# BRIEF
Consider the data that follows and state how many lines contain the string "icon", using the number alone.

# DATASET RECORDS
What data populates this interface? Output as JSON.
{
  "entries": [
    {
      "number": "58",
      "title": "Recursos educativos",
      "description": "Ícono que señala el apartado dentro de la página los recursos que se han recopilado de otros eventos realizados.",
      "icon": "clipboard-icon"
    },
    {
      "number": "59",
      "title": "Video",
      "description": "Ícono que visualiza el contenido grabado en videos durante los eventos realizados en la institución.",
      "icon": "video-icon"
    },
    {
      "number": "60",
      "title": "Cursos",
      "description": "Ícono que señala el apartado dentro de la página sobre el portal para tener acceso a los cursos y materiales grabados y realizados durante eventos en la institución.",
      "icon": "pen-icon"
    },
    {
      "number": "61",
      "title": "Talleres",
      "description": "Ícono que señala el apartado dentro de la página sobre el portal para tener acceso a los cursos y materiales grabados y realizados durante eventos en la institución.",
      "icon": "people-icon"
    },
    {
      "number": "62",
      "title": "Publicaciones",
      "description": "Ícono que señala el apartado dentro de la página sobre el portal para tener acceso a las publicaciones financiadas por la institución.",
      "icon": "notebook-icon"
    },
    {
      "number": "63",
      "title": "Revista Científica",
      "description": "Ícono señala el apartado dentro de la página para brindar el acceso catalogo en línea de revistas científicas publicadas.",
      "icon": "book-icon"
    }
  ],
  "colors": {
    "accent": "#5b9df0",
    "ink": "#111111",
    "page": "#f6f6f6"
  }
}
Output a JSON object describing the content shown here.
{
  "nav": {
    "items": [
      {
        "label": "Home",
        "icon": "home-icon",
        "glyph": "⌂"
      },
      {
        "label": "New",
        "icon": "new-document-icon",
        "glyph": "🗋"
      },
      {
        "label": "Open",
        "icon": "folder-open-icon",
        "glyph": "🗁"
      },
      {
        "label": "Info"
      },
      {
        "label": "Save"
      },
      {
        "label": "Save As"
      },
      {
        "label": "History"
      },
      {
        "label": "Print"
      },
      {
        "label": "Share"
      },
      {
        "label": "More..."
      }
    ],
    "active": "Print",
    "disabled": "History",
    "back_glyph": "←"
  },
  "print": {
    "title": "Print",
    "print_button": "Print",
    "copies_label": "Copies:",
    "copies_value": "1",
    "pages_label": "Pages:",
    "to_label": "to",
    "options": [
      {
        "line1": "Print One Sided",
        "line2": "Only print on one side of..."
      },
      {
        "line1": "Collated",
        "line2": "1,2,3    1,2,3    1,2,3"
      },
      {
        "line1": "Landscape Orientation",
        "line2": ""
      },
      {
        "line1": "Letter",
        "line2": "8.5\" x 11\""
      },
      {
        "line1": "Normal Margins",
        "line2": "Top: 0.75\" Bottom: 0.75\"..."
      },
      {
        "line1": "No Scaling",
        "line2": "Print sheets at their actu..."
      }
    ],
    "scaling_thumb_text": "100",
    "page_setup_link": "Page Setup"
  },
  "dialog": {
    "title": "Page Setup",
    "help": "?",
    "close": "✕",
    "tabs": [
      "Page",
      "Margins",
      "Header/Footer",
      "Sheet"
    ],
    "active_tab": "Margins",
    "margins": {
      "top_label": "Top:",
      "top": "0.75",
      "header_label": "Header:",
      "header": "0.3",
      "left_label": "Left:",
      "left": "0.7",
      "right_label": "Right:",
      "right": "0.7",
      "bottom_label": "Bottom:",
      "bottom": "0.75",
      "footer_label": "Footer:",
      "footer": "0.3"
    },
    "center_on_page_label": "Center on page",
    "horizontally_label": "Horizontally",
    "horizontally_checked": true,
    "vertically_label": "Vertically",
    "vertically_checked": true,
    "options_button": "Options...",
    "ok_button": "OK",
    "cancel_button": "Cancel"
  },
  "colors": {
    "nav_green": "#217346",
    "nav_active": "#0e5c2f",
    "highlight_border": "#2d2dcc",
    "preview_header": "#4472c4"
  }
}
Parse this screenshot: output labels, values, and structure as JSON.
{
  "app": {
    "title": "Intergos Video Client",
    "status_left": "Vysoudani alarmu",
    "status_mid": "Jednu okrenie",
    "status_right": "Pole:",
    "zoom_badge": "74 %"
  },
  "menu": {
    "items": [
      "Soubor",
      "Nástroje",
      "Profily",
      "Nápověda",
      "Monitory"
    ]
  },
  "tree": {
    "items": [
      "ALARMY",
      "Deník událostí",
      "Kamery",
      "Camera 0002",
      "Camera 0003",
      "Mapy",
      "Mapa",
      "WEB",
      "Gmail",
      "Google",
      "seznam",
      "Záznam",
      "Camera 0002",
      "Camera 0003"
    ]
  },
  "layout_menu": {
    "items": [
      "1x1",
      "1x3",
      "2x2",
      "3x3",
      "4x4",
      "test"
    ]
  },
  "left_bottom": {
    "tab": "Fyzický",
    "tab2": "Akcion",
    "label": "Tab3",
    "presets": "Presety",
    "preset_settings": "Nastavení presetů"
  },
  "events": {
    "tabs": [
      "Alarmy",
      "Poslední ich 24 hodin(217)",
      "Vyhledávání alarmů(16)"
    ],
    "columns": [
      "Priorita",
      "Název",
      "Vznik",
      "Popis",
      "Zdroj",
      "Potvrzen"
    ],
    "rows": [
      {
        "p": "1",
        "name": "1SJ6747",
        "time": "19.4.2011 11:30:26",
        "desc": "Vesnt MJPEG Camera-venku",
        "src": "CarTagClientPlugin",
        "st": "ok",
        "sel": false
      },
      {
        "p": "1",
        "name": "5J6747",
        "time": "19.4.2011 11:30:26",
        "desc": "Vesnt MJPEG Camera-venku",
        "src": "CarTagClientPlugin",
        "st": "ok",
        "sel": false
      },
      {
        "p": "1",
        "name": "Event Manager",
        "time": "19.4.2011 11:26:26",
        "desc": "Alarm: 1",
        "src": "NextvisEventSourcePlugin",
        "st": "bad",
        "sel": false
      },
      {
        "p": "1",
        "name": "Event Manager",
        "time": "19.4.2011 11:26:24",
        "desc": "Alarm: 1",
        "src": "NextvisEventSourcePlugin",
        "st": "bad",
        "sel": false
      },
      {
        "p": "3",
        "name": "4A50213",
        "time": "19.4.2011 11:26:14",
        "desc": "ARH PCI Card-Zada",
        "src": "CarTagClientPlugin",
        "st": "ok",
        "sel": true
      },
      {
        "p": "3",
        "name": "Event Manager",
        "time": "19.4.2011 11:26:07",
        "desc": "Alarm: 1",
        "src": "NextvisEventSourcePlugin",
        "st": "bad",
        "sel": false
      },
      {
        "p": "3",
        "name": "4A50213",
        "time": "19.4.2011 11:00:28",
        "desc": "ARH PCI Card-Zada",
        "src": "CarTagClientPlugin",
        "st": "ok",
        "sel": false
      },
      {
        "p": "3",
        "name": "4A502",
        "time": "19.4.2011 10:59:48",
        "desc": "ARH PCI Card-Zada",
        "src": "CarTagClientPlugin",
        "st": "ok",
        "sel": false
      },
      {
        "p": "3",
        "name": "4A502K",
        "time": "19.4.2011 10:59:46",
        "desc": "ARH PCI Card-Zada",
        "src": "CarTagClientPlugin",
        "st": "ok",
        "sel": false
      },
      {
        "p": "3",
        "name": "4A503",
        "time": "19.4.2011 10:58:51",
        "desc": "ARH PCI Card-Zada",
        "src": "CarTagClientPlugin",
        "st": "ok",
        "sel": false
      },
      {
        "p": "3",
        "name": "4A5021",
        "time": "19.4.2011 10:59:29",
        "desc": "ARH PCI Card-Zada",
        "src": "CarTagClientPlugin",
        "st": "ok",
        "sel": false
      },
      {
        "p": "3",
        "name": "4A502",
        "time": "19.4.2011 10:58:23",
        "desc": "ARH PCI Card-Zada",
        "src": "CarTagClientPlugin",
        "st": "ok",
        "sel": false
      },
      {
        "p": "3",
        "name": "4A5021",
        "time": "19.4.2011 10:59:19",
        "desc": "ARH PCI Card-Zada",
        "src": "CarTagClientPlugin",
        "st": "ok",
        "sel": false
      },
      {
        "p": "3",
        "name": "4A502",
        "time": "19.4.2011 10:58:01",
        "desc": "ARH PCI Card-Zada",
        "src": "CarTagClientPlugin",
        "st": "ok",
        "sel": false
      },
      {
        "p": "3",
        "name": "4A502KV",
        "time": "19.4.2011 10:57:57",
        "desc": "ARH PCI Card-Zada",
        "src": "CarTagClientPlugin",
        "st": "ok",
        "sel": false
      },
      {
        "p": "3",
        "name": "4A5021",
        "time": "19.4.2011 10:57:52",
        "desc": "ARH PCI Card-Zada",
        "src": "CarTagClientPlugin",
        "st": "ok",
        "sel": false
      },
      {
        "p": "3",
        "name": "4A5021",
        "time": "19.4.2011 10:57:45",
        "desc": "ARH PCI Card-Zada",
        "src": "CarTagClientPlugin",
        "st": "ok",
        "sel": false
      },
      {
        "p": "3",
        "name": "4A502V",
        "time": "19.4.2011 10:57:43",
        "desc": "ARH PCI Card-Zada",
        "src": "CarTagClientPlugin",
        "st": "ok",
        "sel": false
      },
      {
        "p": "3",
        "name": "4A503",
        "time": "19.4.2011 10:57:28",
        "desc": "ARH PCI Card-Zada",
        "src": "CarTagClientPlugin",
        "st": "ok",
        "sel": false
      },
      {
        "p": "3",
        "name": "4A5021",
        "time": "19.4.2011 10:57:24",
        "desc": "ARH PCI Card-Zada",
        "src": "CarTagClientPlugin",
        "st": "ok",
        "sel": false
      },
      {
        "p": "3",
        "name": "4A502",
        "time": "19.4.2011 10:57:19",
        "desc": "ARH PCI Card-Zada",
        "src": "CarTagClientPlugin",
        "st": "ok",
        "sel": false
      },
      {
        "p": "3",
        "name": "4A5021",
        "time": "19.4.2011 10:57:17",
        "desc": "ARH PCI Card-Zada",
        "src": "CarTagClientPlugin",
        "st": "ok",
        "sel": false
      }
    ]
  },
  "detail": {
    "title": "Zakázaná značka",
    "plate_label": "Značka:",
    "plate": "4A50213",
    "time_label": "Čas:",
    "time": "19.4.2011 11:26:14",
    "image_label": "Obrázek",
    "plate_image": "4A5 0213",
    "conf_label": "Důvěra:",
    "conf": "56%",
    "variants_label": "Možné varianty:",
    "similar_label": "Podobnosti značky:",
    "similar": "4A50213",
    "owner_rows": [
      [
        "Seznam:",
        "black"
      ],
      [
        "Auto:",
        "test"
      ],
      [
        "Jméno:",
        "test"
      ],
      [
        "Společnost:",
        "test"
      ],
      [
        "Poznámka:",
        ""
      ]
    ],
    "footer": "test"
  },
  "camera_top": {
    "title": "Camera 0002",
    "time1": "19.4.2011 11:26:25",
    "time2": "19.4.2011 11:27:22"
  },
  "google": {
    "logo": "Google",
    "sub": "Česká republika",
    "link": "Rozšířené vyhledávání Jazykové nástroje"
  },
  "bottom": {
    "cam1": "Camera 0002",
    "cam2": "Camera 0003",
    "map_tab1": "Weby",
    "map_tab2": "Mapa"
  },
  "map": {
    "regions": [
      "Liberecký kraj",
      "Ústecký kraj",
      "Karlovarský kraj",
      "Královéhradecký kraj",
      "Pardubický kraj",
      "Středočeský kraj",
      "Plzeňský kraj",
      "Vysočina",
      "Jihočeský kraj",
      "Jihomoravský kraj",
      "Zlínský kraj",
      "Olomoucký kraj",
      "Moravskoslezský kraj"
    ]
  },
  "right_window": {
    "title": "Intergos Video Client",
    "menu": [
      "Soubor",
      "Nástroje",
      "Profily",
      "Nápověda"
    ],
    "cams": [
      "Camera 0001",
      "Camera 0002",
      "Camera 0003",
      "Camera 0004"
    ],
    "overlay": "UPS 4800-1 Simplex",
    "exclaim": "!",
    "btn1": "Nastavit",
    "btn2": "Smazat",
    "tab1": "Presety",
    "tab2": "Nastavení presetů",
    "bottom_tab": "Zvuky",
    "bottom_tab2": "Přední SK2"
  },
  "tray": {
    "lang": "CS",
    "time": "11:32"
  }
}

# RESULT FOR THIS TASK
9